Find the word "role" in the data. Return every line where it appears.

— Start —

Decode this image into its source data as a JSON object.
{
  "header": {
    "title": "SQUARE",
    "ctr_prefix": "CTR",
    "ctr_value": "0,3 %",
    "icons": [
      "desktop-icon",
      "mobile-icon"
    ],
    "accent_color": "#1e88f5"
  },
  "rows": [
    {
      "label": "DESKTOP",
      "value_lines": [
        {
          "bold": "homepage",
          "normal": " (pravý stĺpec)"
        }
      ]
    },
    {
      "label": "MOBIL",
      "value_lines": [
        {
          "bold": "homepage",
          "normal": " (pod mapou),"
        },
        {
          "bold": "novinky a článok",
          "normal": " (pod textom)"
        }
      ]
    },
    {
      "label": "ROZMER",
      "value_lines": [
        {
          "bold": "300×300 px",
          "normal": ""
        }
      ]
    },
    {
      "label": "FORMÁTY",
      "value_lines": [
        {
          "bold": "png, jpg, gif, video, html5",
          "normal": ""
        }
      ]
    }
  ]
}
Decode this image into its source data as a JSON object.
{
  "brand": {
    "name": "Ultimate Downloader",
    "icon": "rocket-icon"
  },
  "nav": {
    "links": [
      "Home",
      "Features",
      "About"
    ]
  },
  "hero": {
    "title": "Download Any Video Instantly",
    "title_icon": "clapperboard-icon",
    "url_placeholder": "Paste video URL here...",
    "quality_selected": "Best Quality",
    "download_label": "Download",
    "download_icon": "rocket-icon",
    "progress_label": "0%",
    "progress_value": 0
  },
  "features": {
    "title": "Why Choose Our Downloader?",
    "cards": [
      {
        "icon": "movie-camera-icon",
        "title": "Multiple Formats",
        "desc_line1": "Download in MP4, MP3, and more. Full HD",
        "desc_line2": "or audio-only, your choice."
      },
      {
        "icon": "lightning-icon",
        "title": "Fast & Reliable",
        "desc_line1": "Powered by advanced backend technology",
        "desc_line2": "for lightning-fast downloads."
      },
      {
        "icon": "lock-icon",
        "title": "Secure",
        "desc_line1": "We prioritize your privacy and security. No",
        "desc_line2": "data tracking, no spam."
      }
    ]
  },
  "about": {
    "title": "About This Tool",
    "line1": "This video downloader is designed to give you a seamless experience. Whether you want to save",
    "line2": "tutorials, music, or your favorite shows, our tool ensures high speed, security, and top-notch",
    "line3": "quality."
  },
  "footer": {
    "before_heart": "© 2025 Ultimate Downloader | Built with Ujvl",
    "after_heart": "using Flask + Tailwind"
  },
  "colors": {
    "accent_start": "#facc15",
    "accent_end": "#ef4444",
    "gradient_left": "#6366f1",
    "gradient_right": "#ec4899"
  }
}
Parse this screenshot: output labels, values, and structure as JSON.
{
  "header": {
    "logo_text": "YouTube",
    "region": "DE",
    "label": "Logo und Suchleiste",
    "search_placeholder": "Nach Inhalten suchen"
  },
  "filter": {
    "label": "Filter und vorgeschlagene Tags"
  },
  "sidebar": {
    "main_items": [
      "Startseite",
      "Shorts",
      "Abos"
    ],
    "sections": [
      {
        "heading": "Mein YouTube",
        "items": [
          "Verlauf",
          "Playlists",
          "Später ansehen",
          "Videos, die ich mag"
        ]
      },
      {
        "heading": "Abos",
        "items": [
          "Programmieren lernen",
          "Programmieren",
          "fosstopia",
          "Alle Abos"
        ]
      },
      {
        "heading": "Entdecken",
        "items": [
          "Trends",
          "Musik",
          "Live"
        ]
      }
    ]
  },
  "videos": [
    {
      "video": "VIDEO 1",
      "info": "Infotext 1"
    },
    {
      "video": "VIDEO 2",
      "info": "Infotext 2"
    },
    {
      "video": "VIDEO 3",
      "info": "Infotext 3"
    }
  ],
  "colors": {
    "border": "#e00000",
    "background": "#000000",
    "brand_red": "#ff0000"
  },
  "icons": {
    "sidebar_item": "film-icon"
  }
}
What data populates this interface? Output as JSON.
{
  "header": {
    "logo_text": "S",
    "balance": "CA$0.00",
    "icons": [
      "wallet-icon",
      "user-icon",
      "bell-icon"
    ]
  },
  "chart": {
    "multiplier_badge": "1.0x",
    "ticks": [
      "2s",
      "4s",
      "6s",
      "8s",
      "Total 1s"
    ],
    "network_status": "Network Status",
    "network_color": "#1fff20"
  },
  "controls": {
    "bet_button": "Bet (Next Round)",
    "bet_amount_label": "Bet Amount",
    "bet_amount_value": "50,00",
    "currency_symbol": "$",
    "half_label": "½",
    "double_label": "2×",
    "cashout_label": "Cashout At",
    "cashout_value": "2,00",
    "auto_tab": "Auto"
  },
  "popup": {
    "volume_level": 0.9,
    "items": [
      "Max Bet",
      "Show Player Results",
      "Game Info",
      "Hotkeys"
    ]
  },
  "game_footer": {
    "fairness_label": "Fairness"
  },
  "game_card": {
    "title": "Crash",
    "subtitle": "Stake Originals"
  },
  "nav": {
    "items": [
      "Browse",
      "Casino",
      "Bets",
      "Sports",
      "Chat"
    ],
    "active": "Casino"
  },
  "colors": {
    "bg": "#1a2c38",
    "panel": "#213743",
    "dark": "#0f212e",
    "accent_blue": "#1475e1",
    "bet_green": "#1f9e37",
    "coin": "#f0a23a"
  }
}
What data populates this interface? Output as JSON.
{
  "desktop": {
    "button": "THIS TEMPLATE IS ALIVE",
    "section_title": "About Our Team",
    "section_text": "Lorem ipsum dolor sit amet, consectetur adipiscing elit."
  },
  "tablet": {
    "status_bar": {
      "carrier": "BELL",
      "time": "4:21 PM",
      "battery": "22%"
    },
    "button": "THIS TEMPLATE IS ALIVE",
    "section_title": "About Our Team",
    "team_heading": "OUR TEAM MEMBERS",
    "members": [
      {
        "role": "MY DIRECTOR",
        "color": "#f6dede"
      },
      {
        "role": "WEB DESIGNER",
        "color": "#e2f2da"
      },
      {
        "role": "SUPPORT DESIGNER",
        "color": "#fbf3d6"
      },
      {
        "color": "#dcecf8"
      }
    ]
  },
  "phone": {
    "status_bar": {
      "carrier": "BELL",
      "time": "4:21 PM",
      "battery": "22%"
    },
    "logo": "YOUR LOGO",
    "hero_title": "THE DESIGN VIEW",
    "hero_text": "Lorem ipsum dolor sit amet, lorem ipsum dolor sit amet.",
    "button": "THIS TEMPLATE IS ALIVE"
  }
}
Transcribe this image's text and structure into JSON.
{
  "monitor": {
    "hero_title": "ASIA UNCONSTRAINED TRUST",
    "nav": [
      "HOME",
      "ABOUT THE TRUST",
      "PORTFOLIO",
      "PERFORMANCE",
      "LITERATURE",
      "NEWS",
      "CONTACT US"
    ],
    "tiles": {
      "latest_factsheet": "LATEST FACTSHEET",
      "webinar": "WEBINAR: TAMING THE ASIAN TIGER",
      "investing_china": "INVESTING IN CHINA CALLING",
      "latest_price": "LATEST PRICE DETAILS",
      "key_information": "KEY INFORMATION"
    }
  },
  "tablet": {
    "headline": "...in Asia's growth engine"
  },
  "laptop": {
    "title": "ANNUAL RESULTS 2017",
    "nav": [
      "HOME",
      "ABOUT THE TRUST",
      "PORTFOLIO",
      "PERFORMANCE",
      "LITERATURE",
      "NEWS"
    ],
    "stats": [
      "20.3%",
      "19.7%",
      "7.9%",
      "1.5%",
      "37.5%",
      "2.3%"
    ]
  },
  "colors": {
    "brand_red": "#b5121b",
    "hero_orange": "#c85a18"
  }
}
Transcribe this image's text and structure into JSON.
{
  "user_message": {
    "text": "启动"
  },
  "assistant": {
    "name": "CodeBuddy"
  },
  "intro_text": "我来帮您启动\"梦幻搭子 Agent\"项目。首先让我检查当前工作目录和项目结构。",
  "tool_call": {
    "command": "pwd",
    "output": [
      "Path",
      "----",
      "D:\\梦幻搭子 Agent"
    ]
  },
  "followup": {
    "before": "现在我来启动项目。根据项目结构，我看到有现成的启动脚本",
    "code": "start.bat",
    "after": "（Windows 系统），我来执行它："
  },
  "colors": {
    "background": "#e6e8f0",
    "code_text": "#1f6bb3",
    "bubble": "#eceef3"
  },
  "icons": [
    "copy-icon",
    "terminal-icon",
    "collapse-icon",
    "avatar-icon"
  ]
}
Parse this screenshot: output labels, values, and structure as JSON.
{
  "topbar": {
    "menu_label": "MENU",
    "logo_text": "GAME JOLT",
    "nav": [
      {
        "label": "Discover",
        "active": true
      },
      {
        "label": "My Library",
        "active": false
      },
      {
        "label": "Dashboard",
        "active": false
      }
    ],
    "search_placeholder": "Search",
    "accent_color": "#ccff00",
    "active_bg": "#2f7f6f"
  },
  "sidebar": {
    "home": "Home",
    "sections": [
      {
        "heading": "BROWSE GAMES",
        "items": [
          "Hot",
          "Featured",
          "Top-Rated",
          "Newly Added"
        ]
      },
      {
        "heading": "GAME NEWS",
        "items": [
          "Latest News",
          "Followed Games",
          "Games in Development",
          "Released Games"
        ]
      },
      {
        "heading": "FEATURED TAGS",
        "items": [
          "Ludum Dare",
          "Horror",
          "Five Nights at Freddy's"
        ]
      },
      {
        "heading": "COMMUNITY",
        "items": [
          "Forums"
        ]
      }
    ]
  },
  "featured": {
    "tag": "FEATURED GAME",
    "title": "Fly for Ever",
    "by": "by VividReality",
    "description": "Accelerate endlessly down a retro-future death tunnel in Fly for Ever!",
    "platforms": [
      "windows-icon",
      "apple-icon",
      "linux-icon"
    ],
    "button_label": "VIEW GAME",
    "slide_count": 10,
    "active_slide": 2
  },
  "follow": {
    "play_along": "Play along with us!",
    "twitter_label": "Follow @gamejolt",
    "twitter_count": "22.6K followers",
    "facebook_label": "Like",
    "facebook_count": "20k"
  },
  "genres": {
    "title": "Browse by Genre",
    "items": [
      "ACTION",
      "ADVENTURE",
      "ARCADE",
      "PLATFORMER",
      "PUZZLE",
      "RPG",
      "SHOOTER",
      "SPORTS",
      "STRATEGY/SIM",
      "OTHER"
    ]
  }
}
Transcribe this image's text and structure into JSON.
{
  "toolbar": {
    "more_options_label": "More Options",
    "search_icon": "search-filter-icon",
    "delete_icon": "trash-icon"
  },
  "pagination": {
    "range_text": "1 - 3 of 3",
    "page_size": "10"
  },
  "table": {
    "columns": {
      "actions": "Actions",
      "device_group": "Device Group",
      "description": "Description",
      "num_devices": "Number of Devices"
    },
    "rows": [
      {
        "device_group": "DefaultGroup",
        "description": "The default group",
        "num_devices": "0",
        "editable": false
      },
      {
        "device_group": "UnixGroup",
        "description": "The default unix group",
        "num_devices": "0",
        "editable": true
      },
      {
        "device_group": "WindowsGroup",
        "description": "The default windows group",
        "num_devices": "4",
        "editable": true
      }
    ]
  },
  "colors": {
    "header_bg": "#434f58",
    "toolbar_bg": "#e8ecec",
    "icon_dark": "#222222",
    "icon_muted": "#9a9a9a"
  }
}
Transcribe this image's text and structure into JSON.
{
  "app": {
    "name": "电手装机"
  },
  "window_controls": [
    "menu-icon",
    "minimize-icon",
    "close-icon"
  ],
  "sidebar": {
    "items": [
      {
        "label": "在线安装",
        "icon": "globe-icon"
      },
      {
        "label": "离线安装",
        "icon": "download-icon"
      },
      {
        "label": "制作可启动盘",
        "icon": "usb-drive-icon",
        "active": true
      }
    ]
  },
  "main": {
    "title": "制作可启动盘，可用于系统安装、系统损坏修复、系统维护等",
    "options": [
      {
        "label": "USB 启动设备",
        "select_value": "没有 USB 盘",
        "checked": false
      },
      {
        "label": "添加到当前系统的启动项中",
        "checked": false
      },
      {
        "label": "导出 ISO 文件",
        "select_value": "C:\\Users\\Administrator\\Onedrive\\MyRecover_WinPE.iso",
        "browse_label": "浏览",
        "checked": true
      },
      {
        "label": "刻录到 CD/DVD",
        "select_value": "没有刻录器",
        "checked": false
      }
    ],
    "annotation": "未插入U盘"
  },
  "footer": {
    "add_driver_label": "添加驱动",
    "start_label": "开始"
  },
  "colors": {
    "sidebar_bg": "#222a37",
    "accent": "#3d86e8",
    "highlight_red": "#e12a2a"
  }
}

— End —

■ **THE SOLUTION**:
        "role": "MY DIRECTOR",
        "role": "WEB DESIGNER",
        "role": "SUPPORT DESIGNER",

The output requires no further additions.